# Work instructions
• A. Rewrite the forum thread on speeding up bioinformatics tools from "Now the questions" to "them in Rust.", replacing "research paper" with "journal article".
• B. Name every programming language mentioned in the forum thread on speeding up bioinformatics tools.
• C. Continue the forum thread on speeding up bioinformatics tools from where it stops.

# Source extract
((

Bioinformatics tools that could use speeding up


#1

Although it looks like a lot of pipelines are io-bound, there are a some really interesting tools that would be more helpful if they were a faster. Those speedups could be achieved with great algorithms and more C code, but I’m hoping it will be done using Rust.

In the interest of helping that to happen, here’s a link to a growing list of tools that could use attention:
Survey/Vote: if you could double the speed of any three commandline tools…


#2

I do want to discourage you, but most of the tools I saw or written (I worked mostly in genome assembly, alignment, metagenomics) were already written in C/C++ with some helper scripts in Python/Perl (but performance critical code was in C/C++).

So you won’t get any free lunch, by rewriting things in Rust. You can get speedups by using better algorithms, engineering (like SIMD instructions, cache locality or better parallelism), but that is not that easy.

Also I have seen very few buffer overflows and null pointer exceptions, but I have seen too much unreadable C code. So it might be helpful, to not only build tools, which work and are fast, but also tools, which can be extended and their code can be read by someone else than the author.


#3

This isn’t discouraging at all. The fact that a lot of the code is in C/C++ shows that people value speed, which suggests that Rust can make a contribution.

Rust is one of the few languages that doesn’t have to be slower than C/C++.

But it’s more fun to write (subjective, I know), and can be nicer to read (not guaranteed, of course). So a Rust project may see more iteration and activity than a C/C++ one, and if that iteration is focused on speed then the code can end up faster than a comparable C/C++ repo.


#4

I agree with you.

Now the questions is:
Do you want to invent some new algo, build a tool and write research paper about it, or do you want to pick some existing tool and try rewriting (and maybe speeding it up) it in Rust?

Edit (more info):
Just to be clear, if in future I find some time to write some bioinformatics tools (which I did a lot during PhD), I would definitelly start writting them in Rust.

))

# Supplied entries
((

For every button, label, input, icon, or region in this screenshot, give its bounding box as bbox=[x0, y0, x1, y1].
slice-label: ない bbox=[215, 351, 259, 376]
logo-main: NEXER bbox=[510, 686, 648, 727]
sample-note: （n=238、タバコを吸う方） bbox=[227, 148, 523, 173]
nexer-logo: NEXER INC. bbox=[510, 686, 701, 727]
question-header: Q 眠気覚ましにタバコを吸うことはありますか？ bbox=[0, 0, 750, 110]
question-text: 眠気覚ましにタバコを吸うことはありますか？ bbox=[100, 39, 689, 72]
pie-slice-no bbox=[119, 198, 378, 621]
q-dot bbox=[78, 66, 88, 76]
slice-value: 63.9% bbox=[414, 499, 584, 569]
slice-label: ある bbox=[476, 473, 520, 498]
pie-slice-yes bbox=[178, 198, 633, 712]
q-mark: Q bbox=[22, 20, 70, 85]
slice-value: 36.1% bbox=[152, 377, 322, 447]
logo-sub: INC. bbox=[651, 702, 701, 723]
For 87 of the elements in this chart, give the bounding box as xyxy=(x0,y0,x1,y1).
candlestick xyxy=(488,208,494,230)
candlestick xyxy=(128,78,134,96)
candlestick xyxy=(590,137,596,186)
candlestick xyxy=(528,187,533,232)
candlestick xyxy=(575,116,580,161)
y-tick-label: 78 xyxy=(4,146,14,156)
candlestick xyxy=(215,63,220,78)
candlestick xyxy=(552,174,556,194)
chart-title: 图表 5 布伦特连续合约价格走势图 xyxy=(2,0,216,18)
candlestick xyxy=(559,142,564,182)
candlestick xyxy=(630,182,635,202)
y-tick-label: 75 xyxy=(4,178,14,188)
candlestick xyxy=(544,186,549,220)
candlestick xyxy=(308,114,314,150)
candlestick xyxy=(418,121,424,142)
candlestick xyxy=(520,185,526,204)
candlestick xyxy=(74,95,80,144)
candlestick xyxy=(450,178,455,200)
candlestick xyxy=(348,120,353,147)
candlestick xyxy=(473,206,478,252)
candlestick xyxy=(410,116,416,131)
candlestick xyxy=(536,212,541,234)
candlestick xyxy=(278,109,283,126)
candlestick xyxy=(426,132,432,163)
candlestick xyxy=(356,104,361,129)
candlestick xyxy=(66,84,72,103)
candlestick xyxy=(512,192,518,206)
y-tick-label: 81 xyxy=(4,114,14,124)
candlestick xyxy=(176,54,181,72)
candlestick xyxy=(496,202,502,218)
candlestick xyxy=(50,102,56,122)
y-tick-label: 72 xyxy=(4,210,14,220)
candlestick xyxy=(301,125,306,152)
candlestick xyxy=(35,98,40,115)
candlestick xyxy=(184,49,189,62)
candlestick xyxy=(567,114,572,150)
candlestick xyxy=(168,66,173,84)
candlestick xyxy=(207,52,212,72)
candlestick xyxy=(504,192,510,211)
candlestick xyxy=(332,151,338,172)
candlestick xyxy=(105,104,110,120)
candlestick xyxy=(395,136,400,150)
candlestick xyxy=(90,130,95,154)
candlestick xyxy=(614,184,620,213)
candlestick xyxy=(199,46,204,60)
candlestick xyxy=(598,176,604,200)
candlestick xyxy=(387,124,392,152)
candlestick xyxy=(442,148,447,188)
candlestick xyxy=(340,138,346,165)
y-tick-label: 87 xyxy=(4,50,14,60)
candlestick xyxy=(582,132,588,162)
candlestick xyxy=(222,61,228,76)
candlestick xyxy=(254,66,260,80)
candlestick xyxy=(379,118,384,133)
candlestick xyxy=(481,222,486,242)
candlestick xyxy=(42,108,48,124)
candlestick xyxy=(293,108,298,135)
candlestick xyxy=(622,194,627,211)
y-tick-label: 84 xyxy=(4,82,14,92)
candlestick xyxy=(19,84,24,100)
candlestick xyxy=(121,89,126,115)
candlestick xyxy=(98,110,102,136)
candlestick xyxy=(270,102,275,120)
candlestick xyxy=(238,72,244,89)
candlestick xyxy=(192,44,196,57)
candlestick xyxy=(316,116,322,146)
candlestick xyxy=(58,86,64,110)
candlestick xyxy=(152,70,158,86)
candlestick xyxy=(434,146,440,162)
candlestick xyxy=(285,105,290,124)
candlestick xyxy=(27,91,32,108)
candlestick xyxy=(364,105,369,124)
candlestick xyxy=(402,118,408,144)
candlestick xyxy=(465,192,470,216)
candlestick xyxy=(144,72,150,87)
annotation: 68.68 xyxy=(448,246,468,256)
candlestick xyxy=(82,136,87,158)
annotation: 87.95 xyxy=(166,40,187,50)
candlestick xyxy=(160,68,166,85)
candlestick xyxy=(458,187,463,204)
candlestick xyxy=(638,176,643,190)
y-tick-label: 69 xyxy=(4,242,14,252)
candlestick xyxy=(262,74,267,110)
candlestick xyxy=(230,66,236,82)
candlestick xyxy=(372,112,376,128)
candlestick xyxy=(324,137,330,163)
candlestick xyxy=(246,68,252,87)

))

# Answers to the problems
• A.
Now the questions is:
Do you want to invent some new algo, build a tool and write journal article about it, or do you want to pick some existing tool and try rewriting (and maybe speeding it up) it in Rust?

Edit (more info):
Just to be clear, if in future I find some time to write some bioinformatics tools (which I did a lot during PhD), I would definitelly start writting them in Rust.

• B. Rust, C, C++, Python, Perl

• C.
And BTW if you really want to be helpful, take this crate: https://crates.io/crates/hdf5 and make it work :slight_smile:


#5

And BTW if you really want to be helpful, take this crate: https://crates.io/crates/hdf5 and make it work :slight_smile:

That’s really interesting. Can you give me more context on that last bit? Have you used hdf5 or seen it used? What impact would it have to get that crate working?


#6

HDF5 is quite standard data format not only used in bioinformatics (but for example in bioinformatics the raw data from Nanopore MinION sequencer are produced as HDF5).
Problem with HDF5 crate is, that it can open the HDF5, but read functionality is not implemented yet, so it is basically useless.

Last time I wanted to use it, I just called relevant FFI functions from hdf5-sys and was not amused.


#7

HDF is the defacto standard for data sharing in the sciences. Many disciplines have actual standards that are really HDF under the hood. I.E. Tables with specific names and columns stored in HDF. The crate is being developed by a very knowledgeable user of the c-api, but it is in analysis paralysis at the moment. I think they are hoping to get a completely 0 cost, completely safe, and ergonomic library, and they just don’t see how to get there yet. Figuring out how to get something useable, while the design work stalls, would be huge. I don’t know if that is sweat equity and encouraging a unstable api will break release, or if that is a friendly hdf5-prototype fork, or something else.

At the moment I end up using python to process our data. So I don’t need 0 cost, just usable to get me off python.